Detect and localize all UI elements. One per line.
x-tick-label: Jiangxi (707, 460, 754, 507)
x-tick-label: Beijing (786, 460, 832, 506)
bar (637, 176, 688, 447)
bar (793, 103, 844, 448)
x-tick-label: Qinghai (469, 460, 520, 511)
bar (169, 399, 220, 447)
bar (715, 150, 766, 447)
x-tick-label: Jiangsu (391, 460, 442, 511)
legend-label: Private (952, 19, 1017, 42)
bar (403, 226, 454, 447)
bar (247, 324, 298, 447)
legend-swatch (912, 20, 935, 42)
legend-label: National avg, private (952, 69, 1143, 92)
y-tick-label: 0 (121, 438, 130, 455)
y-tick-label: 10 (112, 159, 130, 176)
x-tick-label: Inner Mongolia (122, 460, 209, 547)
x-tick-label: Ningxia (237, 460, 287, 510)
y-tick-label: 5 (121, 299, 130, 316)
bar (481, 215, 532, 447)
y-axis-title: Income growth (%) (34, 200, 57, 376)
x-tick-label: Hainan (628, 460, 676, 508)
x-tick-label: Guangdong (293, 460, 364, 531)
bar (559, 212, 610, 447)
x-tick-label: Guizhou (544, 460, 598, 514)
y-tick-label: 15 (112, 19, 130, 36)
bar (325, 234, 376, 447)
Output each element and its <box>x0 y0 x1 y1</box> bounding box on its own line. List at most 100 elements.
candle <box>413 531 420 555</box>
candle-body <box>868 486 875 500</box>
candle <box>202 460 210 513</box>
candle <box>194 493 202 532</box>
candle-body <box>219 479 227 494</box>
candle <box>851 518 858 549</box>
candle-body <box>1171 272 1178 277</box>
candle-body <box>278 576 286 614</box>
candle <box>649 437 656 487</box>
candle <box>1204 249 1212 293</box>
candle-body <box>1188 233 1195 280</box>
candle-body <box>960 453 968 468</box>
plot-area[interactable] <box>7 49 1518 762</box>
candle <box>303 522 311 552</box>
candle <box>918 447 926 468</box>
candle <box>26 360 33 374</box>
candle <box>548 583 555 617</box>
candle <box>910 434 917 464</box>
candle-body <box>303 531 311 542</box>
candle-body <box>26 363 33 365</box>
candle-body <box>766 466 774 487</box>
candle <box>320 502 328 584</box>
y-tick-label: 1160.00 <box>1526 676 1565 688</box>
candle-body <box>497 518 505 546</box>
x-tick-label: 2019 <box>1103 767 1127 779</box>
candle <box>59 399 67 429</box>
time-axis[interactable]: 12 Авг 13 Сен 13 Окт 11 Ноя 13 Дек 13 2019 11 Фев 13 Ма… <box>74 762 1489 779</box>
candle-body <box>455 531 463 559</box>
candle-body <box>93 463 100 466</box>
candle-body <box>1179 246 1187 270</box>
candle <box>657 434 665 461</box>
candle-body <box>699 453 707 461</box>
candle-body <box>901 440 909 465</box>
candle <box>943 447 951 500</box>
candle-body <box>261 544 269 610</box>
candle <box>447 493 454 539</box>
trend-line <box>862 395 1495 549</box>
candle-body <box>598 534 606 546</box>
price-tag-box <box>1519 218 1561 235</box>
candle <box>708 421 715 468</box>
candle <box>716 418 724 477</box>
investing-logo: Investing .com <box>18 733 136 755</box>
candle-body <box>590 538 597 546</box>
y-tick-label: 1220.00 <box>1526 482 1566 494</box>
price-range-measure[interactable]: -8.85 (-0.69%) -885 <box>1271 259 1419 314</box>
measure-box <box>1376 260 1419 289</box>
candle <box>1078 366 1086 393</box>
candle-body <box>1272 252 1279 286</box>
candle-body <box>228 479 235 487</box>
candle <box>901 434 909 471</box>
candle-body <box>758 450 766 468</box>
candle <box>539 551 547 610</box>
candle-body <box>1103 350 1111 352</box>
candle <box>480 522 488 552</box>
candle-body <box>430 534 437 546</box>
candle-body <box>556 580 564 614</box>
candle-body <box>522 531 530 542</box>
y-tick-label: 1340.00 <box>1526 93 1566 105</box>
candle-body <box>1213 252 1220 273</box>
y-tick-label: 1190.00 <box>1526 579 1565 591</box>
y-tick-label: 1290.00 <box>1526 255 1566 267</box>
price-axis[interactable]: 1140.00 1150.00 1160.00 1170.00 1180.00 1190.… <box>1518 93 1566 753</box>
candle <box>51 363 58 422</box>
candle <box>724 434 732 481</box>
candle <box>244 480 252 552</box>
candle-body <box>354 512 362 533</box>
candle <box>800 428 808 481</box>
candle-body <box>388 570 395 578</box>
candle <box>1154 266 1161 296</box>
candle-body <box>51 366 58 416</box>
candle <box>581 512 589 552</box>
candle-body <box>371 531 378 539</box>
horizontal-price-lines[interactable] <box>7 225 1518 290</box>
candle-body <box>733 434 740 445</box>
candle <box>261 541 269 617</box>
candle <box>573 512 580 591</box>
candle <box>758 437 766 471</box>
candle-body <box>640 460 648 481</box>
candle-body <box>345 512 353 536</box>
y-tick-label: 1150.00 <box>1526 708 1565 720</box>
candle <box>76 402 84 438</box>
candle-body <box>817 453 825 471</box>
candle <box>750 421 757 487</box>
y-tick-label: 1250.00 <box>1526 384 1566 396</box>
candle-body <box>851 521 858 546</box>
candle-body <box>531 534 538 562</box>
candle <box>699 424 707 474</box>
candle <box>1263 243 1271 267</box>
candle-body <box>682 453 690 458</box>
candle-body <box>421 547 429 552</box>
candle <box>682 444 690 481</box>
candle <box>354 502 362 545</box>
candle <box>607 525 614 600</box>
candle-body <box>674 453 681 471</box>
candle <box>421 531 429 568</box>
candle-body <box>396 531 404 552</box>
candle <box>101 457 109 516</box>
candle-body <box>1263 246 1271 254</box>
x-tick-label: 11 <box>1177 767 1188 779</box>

====================

> YOUR OBJECTIVE
Reproduce all of the rows above verbatim, keeping each one on its own line.

> RESPONSE TO THE EXERCISE
Detect and localize all UI elements. One per line.
x-tick-label: Jiangxi (707, 460, 754, 507)
x-tick-label: Beijing (786, 460, 832, 506)
bar (637, 176, 688, 447)
bar (793, 103, 844, 448)
x-tick-label: Qinghai (469, 460, 520, 511)
bar (169, 399, 220, 447)
bar (715, 150, 766, 447)
x-tick-label: Jiangsu (391, 460, 442, 511)
legend-label: Private (952, 19, 1017, 42)
bar (403, 226, 454, 447)
bar (247, 324, 298, 447)
legend-swatch (912, 20, 935, 42)
legend-label: National avg, private (952, 69, 1143, 92)
y-tick-label: 0 (121, 438, 130, 455)
y-tick-label: 10 (112, 159, 130, 176)
x-tick-label: Inner Mongolia (122, 460, 209, 547)
x-tick-label: Ningxia (237, 460, 287, 510)
y-tick-label: 5 (121, 299, 130, 316)
bar (481, 215, 532, 447)
y-axis-title: Income growth (%) (34, 200, 57, 376)
x-tick-label: Hainan (628, 460, 676, 508)
x-tick-label: Guangdong (293, 460, 364, 531)
bar (559, 212, 610, 447)
x-tick-label: Guizhou (544, 460, 598, 514)
y-tick-label: 15 (112, 19, 130, 36)
bar (325, 234, 376, 447)
Output each element and its <box>x0 y0 x1 y1</box> bounding box on its own line. List at most 100 elements.
candle <box>413 531 420 555</box>
candle-body <box>868 486 875 500</box>
candle <box>202 460 210 513</box>
candle <box>194 493 202 532</box>
candle-body <box>219 479 227 494</box>
candle <box>851 518 858 549</box>
candle-body <box>1171 272 1178 277</box>
candle-body <box>278 576 286 614</box>
candle <box>649 437 656 487</box>
candle <box>1204 249 1212 293</box>
candle-body <box>1188 233 1195 280</box>
candle-body <box>960 453 968 468</box>
plot-area[interactable] <box>7 49 1518 762</box>
candle <box>303 522 311 552</box>
candle <box>918 447 926 468</box>
candle <box>26 360 33 374</box>
candle <box>548 583 555 617</box>
candle <box>910 434 917 464</box>
candle-body <box>303 531 311 542</box>
candle-body <box>26 363 33 365</box>
candle-body <box>766 466 774 487</box>
candle <box>320 502 328 584</box>
y-tick-label: 1160.00 <box>1526 676 1565 688</box>
candle-body <box>497 518 505 546</box>
x-tick-label: 2019 <box>1103 767 1127 779</box>
candle <box>59 399 67 429</box>
time-axis[interactable]: 12 Авг 13 Сен 13 Окт 11 Ноя 13 Дек 13 2019 11 Фев 13 Ма… <box>74 762 1489 779</box>
candle-body <box>455 531 463 559</box>
candle-body <box>93 463 100 466</box>
candle-body <box>1179 246 1187 270</box>
candle <box>657 434 665 461</box>
candle-body <box>699 453 707 461</box>
candle-body <box>901 440 909 465</box>
candle <box>943 447 951 500</box>
candle-body <box>261 544 269 610</box>
candle <box>447 493 454 539</box>
trend-line <box>862 395 1495 549</box>
candle-body <box>598 534 606 546</box>
price-tag-box <box>1519 218 1561 235</box>
candle <box>708 421 715 468</box>
candle <box>716 418 724 477</box>
investing-logo: Investing .com <box>18 733 136 755</box>
candle-body <box>590 538 597 546</box>
y-tick-label: 1220.00 <box>1526 482 1566 494</box>
price-range-measure[interactable]: -8.85 (-0.69%) -885 <box>1271 259 1419 314</box>
measure-box <box>1376 260 1419 289</box>
candle <box>1078 366 1086 393</box>
candle-body <box>1272 252 1279 286</box>
candle-body <box>228 479 235 487</box>
candle <box>901 434 909 471</box>
candle-body <box>758 450 766 468</box>
candle <box>539 551 547 610</box>
candle-body <box>1103 350 1111 352</box>
candle <box>480 522 488 552</box>
candle-body <box>430 534 437 546</box>
candle-body <box>556 580 564 614</box>
candle-body <box>522 531 530 542</box>
y-tick-label: 1340.00 <box>1526 93 1566 105</box>
candle-body <box>1213 252 1220 273</box>
y-tick-label: 1190.00 <box>1526 579 1565 591</box>
y-tick-label: 1290.00 <box>1526 255 1566 267</box>
price-axis[interactable]: 1140.00 1150.00 1160.00 1170.00 1180.00 1190.… <box>1518 93 1566 753</box>
candle <box>51 363 58 422</box>
candle <box>724 434 732 481</box>
candle <box>244 480 252 552</box>
candle-body <box>354 512 362 533</box>
candle <box>800 428 808 481</box>
candle-body <box>388 570 395 578</box>
candle <box>1154 266 1161 296</box>
candle-body <box>51 366 58 416</box>
candle <box>581 512 589 552</box>
candle-body <box>371 531 378 539</box>
horizontal-price-lines[interactable] <box>7 225 1518 290</box>
candle-body <box>733 434 740 445</box>
candle <box>261 541 269 617</box>
candle <box>573 512 580 591</box>
candle <box>758 437 766 471</box>
candle-body <box>640 460 648 481</box>
candle-body <box>345 512 353 536</box>
y-tick-label: 1150.00 <box>1526 708 1565 720</box>
candle <box>76 402 84 438</box>
candle-body <box>817 453 825 471</box>
candle <box>750 421 757 487</box>
y-tick-label: 1250.00 <box>1526 384 1566 396</box>
candle-body <box>851 521 858 546</box>
candle-body <box>531 534 538 562</box>
candle <box>699 424 707 474</box>
candle <box>1263 243 1271 267</box>
candle-body <box>682 453 690 458</box>
candle-body <box>421 547 429 552</box>
candle <box>682 444 690 481</box>
candle <box>354 502 362 545</box>
candle <box>607 525 614 600</box>
candle-body <box>674 453 681 471</box>
candle <box>421 531 429 568</box>
candle-body <box>396 531 404 552</box>
candle <box>101 457 109 516</box>
candle-body <box>1263 246 1271 254</box>
x-tick-label: 11 <box>1177 767 1188 779</box>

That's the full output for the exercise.